====== STORED DATA ======
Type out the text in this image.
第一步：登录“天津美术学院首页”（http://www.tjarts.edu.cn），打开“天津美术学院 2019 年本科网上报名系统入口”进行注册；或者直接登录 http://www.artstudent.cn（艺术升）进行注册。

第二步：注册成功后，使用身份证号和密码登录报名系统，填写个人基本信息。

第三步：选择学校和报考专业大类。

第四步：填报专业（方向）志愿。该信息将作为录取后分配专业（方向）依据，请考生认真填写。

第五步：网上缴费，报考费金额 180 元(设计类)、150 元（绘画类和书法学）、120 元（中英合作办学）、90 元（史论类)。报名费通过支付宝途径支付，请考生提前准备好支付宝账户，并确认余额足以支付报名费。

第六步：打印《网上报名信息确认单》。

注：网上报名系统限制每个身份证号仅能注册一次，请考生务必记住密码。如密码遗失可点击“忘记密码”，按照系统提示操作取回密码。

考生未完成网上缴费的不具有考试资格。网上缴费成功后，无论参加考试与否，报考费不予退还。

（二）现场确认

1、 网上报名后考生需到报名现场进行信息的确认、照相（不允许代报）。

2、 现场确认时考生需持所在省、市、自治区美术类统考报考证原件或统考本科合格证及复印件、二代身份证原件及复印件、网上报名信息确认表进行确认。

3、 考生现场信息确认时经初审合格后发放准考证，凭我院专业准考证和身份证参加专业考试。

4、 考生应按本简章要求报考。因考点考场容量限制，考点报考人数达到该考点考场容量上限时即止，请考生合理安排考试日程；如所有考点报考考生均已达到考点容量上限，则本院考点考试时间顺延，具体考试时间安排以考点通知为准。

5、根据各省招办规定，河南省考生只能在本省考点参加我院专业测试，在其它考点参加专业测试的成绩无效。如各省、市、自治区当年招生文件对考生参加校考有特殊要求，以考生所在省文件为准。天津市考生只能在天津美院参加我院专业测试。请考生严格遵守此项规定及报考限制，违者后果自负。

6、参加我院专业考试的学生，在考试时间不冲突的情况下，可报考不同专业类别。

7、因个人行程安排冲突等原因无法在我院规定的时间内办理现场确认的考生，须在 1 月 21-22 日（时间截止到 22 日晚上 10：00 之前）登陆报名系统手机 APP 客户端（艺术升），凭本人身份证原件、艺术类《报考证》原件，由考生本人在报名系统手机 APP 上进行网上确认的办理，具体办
======
====== STORED DATA ======
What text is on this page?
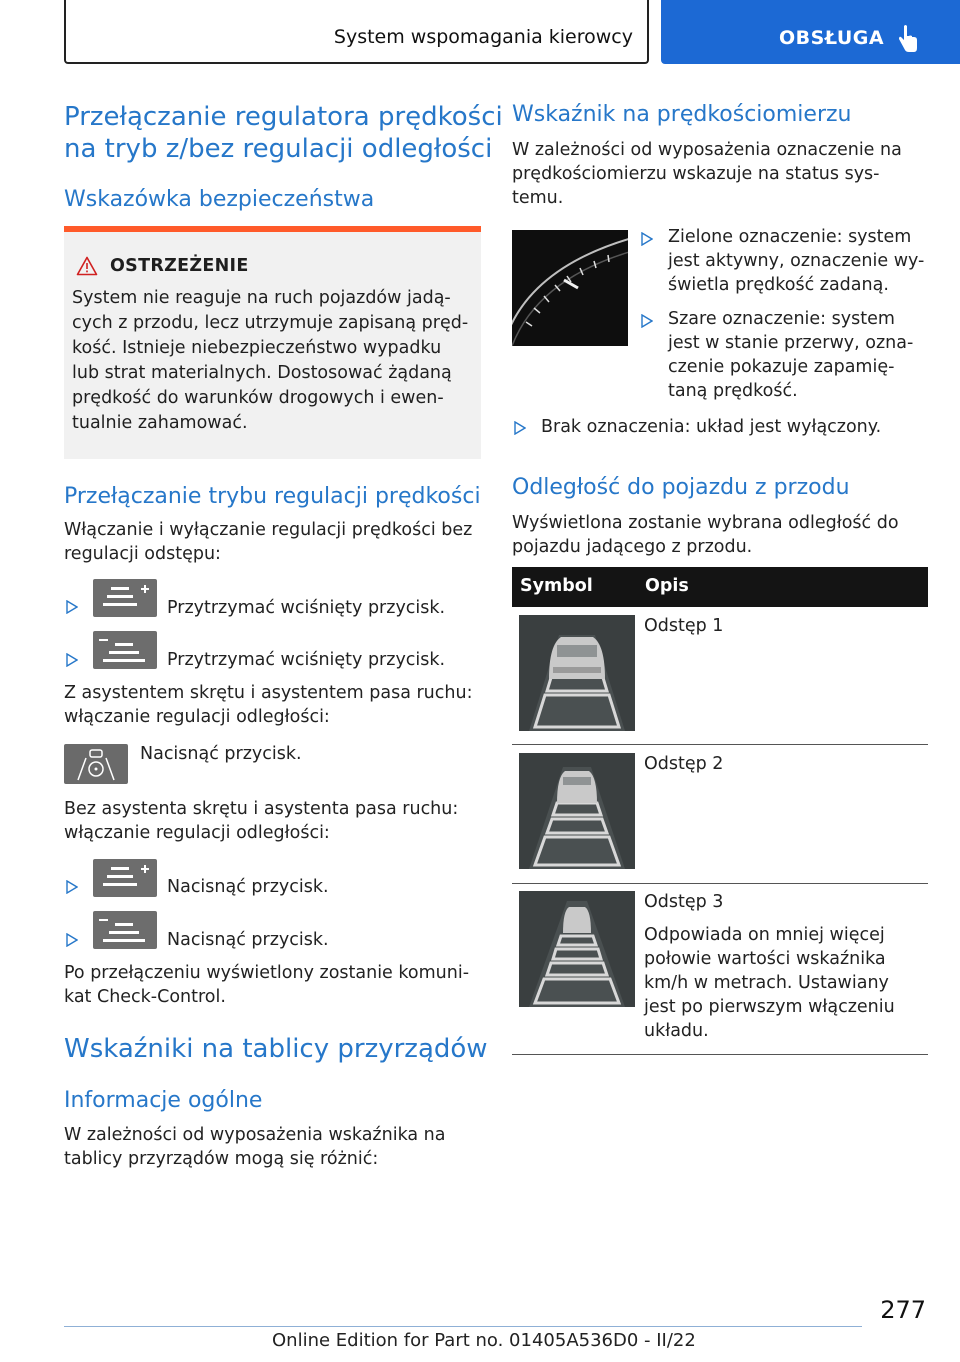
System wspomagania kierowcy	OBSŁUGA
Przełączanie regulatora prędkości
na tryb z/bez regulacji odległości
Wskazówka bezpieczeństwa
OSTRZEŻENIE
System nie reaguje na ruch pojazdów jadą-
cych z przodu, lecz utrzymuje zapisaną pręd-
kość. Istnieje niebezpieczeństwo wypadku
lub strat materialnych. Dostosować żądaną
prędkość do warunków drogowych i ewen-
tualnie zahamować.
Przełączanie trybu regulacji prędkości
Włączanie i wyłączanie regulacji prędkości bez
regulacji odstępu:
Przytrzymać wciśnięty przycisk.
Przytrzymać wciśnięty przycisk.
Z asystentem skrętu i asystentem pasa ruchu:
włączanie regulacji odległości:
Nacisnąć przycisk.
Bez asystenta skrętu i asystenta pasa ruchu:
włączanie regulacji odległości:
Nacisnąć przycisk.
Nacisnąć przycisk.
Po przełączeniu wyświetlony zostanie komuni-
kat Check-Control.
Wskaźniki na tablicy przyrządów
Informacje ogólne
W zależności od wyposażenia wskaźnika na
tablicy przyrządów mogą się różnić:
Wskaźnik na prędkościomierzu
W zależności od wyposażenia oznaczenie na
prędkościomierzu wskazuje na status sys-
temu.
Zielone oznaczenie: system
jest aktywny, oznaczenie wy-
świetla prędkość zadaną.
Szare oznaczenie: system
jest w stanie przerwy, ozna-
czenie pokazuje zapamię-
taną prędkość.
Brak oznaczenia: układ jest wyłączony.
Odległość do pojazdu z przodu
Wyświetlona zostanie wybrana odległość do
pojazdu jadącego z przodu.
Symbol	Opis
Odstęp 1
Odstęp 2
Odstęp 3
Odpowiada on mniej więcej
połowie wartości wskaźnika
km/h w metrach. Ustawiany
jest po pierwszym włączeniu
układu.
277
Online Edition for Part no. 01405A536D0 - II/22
======
▶ [SET PROBLEM] Pull every line containing the word "prędkość" out of the entries above.

▶ [ANSWER TO THE EXERCISE]
prędkość do warunków drogowych i ewen-
świetla prędkość zadaną.
taną prędkość.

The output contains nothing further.